- [GOAL]: Transcribe all of the material below word for word and leave out its pictures.
___ TASK INPUT ___
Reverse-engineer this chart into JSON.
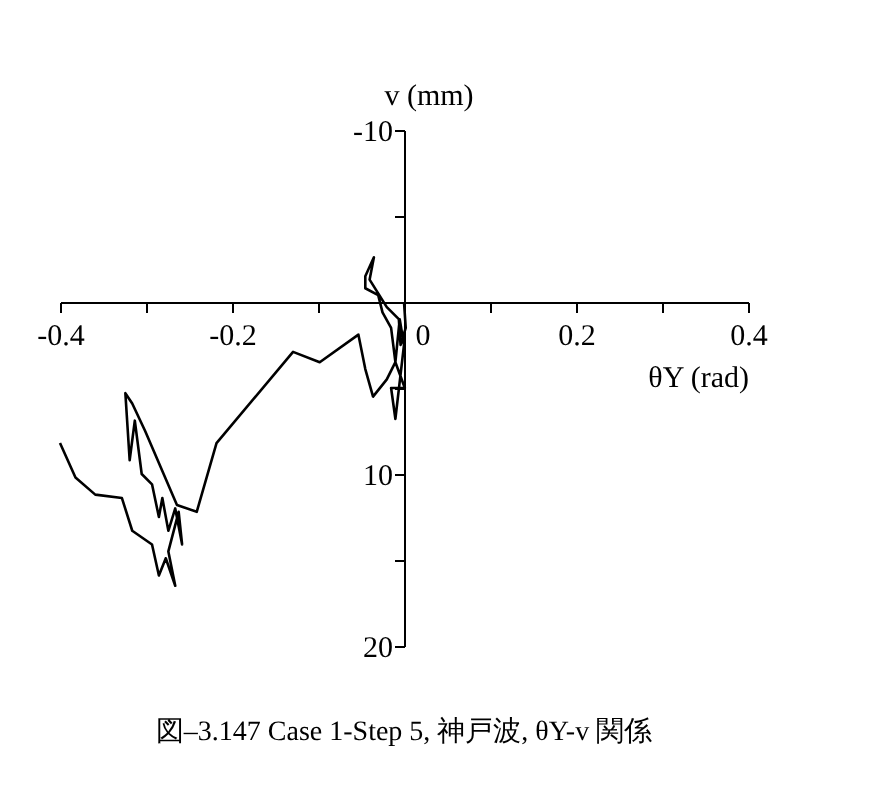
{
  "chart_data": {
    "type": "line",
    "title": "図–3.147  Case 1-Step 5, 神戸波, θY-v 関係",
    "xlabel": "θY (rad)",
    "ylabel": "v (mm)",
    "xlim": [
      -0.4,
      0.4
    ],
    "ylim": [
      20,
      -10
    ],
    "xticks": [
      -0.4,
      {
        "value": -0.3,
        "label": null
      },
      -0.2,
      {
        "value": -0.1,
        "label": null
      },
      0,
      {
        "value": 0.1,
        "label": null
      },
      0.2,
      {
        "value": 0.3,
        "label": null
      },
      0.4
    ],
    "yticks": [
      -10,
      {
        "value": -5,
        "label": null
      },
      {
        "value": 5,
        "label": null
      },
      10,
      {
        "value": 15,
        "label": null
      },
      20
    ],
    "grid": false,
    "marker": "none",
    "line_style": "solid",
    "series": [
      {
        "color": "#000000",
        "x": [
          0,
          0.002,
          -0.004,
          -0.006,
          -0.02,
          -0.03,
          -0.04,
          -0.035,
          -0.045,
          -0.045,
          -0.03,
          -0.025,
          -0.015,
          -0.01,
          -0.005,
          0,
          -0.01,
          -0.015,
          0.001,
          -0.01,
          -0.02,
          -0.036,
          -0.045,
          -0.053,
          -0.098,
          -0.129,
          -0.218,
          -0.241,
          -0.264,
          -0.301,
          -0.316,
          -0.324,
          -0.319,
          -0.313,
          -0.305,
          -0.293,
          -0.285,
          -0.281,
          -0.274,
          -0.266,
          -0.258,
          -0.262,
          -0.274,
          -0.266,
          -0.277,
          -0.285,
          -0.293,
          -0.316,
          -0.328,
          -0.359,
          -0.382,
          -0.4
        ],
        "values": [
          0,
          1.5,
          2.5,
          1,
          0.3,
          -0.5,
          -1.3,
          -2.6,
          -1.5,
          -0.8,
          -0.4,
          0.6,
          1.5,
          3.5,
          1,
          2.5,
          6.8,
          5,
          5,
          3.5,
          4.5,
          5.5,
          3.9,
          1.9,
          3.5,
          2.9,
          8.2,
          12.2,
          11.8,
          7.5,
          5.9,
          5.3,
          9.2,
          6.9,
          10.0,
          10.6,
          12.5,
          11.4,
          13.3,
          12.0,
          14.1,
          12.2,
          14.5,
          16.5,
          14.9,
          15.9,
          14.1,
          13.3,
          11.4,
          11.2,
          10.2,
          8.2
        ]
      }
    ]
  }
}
___
- [CORRECT RESULT]:
Reverse-engineer this chart into JSON.
{
  "chart_data": {
    "type": "line",
    "title": "図–3.147  Case 1-Step 5, 神戸波, θY-v 関係",
    "xlabel": "θY (rad)",
    "ylabel": "v (mm)",
    "xlim": [
      -0.4,
      0.4
    ],
    "ylim": [
      20,
      -10
    ],
    "xticks": [
      -0.4,
      {
        "value": -0.3,
        "label": null
      },
      -0.2,
      {
        "value": -0.1,
        "label": null
      },
      0,
      {
        "value": 0.1,
        "label": null
      },
      0.2,
      {
        "value": 0.3,
        "label": null
      },
      0.4
    ],
    "yticks": [
      -10,
      {
        "value": -5,
        "label": null
      },
      {
        "value": 5,
        "label": null
      },
      10,
      {
        "value": 15,
        "label": null
      },
      20
    ],
    "grid": false,
    "marker": "none",
    "line_style": "solid",
    "series": [
      {
        "color": "#000000",
        "x": [
          0,
          0.002,
          -0.004,
          -0.006,
          -0.02,
          -0.03,
          -0.04,
          -0.035,
          -0.045,
          -0.045,
          -0.03,
          -0.025,
          -0.015,
          -0.01,
          -0.005,
          0,
          -0.01,
          -0.015,
          0.001,
          -0.01,
          -0.02,
          -0.036,
          -0.045,
          -0.053,
          -0.098,
          -0.129,
          -0.218,
          -0.241,
          -0.264,
          -0.301,
          -0.316,
          -0.324,
          -0.319,
          -0.313,
          -0.305,
          -0.293,
          -0.285,
          -0.281,
          -0.274,
          -0.266,
          -0.258,
          -0.262,
          -0.274,
          -0.266,
          -0.277,
          -0.285,
          -0.293,
          -0.316,
          -0.328,
          -0.359,
          -0.382,
          -0.4
        ],
        "values": [
          0,
          1.5,
          2.5,
          1,
          0.3,
          -0.5,
          -1.3,
          -2.6,
          -1.5,
          -0.8,
          -0.4,
          0.6,
          1.5,
          3.5,
          1,
          2.5,
          6.8,
          5,
          5,
          3.5,
          4.5,
          5.5,
          3.9,
          1.9,
          3.5,
          2.9,
          8.2,
          12.2,
          11.8,
          7.5,
          5.9,
          5.3,
          9.2,
          6.9,
          10.0,
          10.6,
          12.5,
          11.4,
          13.3,
          12.0,
          14.1,
          12.2,
          14.5,
          16.5,
          14.9,
          15.9,
          14.1,
          13.3,
          11.4,
          11.2,
          10.2,
          8.2
        ]
      }
    ]
  }
}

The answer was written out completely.